Extract provided ▸

Showing posts with label surfing fathers. Show all posts
Showing posts with label surfing fathers. Show all posts

Thursday, August 1, 2013

What would you do if you had two months off...


Compassing Teaser from Cyrus Sutton on Vimeo.


The initial premise of what appears to be another grounded, earthy, accessible film from surfing's new-media frontman is compelling. What if we could all take a walkabout for a month or two? What if we could devote preparation time and money towards a surf trip that would meet our Santosha dreams? What if a freedom were granted and we grasped it with both hands, pulling ourselves out of the drudgery of daily life?

But the question emerges from an assumption to the negative. Yes, workaday life can be laborious. Yes, the constant wrestling with scheduling, parenting, husbanding, producing, consuming and pragmatic necessity makes it difficult to feel that salty-sweet aura of the unencumbered surf session. We grab our moments, though, do we not?

I propose a different perspective, one in which surfing plays the complimentary role in life rather than the true north of all experience. Can I be a competent and devoted family man, friend, teacher, and surfer? Yes. In those times when surfing becomes secondary I have learned to use my inner knowledge that the next session will always await as a motivator. Do good work in all things and enjoy those moments outside of surfing as a way of balancing life.

Of course I have wished for the weeks long journey to point break perfection. Yes, I miss traveling to Baja with the regularity and freedom that I once claimed. But times come for those trips. They need not be always the sweet that makes everything else sour. Perspective and balance my friends.

If you were wondering, if I had two months off with no responsibilities tying me here or there, I would probably go surf San Jacinto on a great swell and then trip around Europe. Never been there. I'd surf when I returned home.

Monday, July 22, 2013

Boogie Bay...


Higher tide and a little swell makes for lefts for yards at Boogie Bay.

A mile north of my house there is a lagoon. The lagoon winds and wraps past the fairgrounds and racetrack as it runs west and into the pacific. Here, volleyball courts and dogs (duds too). There, crushingly disproportionate wealth in the form of oceanfront homes, buttressed by boulders against tides and swells.

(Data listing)

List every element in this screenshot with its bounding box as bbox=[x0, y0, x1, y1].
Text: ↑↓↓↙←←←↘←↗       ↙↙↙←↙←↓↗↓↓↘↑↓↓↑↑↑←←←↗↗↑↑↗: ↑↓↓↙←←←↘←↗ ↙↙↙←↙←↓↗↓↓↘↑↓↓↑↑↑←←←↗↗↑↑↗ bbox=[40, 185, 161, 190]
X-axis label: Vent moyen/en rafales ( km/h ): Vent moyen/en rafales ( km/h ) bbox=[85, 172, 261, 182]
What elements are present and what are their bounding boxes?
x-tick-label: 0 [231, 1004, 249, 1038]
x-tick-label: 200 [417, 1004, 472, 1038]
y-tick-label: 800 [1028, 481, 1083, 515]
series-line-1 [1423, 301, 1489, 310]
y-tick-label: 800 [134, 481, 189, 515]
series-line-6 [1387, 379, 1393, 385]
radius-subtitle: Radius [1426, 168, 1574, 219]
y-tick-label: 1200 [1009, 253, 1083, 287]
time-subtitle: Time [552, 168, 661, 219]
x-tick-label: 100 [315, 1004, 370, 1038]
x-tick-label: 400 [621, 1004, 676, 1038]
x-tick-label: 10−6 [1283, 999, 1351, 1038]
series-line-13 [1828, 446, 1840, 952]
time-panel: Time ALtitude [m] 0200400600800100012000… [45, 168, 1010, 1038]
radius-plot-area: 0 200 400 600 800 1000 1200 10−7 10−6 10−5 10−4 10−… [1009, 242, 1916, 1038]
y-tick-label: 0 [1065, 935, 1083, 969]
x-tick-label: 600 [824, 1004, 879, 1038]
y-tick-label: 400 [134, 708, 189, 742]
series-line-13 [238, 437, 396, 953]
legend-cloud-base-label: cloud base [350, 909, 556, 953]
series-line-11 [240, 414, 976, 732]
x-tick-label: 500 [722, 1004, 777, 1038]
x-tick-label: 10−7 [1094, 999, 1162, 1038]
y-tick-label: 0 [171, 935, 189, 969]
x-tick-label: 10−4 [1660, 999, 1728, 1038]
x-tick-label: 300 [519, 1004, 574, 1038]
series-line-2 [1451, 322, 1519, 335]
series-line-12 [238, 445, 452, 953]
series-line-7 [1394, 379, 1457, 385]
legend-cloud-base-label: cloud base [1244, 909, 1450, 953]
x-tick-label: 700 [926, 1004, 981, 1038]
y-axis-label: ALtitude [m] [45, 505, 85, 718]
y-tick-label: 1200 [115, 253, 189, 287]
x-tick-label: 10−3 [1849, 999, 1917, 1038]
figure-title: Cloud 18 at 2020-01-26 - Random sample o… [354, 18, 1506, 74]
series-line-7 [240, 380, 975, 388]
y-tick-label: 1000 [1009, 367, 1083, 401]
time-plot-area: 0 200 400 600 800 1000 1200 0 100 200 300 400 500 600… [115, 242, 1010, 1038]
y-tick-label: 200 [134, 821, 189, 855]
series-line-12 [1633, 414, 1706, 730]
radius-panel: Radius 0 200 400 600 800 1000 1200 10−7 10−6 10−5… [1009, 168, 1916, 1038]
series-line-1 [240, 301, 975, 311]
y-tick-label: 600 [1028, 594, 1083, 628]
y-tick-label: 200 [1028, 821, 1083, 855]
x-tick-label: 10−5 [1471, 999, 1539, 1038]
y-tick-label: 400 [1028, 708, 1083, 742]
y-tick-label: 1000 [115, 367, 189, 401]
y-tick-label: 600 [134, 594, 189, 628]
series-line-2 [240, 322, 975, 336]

Job A ▸
List every line of the records that contains the string "radius", treating uppercase and lowercase letters as different.
Job B ▸
Write what comes next in the surfing blog posts, picking up right after their last sentence.

Final answer A ▸
radius-subtitle: Radius [1426, 168, 1574, 219]
radius-plot-area: 0 200 400 600 800 1000 1200 10−7 10−6 10−5 10−4 10−… [1009, 242, 1916, 1038]
radius-panel: Radius 0 200 400 600 800 1000 1200 10−7 10−6 10−5… [1009, 168, 1916, 1038]

Final answer B ▸
A spare hour or two and some no-thanks winds lends itself to a bit of boy time. G and I hop in the car and take a ride to Boogie Bay. Now, boogie bay is not an amazing surf spot. It is not even a surf spot for anyone over seventy-five pounds. But if you are seven and you like to ride your boogie board, then man, you have found your surfy heaven right there at Boogie Bay.

At high tides a little left, maybe two feet on the biggest of days, wraps around the rocky armor below the mansions. little G-Land, Uluwatu. A left point for the groms. Grant walks out, turns and grabs a little slider. Twenty yards of grins from take off to sand. Me, I just smile and enjoy the life of a dad, a dad who surfs, a dad who surfs with his son.

G isn't much interested in surfboards or standup surfing right now. And I dig that. Because what he is really interested in is waves. Waves of perfect size for a seven-year-old, wrapping and reeling into Boogie Bay.

Thursday, February 11, 2010

The Pendulum Swings...

LCrow, putting some resin on a surfboard by CChristenson for MHealy. Pic via MMiller.
 
Remember Edgar Allen Poe? The Pit and the...?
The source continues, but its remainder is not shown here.